**AIM OF THE EXERCISE**
Copy out every record below, word for word.

(Stored entries)
■ ■ ■ ■ ■

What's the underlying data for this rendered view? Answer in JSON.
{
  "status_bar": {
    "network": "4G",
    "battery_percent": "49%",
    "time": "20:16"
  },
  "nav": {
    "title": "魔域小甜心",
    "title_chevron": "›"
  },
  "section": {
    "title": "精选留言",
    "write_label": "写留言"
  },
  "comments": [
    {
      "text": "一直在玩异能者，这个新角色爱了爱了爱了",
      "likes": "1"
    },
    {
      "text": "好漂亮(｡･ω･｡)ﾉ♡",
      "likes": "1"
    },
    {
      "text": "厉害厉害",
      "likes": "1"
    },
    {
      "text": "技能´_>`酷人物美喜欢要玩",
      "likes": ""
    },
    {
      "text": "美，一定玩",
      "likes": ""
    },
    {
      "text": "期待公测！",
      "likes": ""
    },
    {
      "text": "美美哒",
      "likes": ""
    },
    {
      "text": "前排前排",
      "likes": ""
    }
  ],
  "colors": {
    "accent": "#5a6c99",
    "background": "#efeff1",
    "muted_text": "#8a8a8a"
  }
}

■ ■ ■ ■ ■

**REPLY TO THE EXERCISE**
What's the underlying data for this rendered view? Answer in JSON.
{
  "status_bar": {
    "network": "4G",
    "battery_percent": "49%",
    "time": "20:16"
  },
  "nav": {
    "title": "魔域小甜心",
    "title_chevron": "›"
  },
  "section": {
    "title": "精选留言",
    "write_label": "写留言"
  },
  "comments": [
    {
      "text": "一直在玩异能者，这个新角色爱了爱了爱了",
      "likes": "1"
    },
    {
      "text": "好漂亮(｡･ω･｡)ﾉ♡",
      "likes": "1"
    },
    {
      "text": "厉害厉害",
      "likes": "1"
    },
    {
      "text": "技能´_>`酷人物美喜欢要玩",
      "likes": ""
    },
    {
      "text": "美，一定玩",
      "likes": ""
    },
    {
      "text": "期待公测！",
      "likes": ""
    },
    {
      "text": "美美哒",
      "likes": ""
    },
    {
      "text": "前排前排",
      "likes": ""
    }
  ],
  "colors": {
    "accent": "#5a6c99",
    "background": "#efeff1",
    "muted_text": "#8a8a8a"
  }
}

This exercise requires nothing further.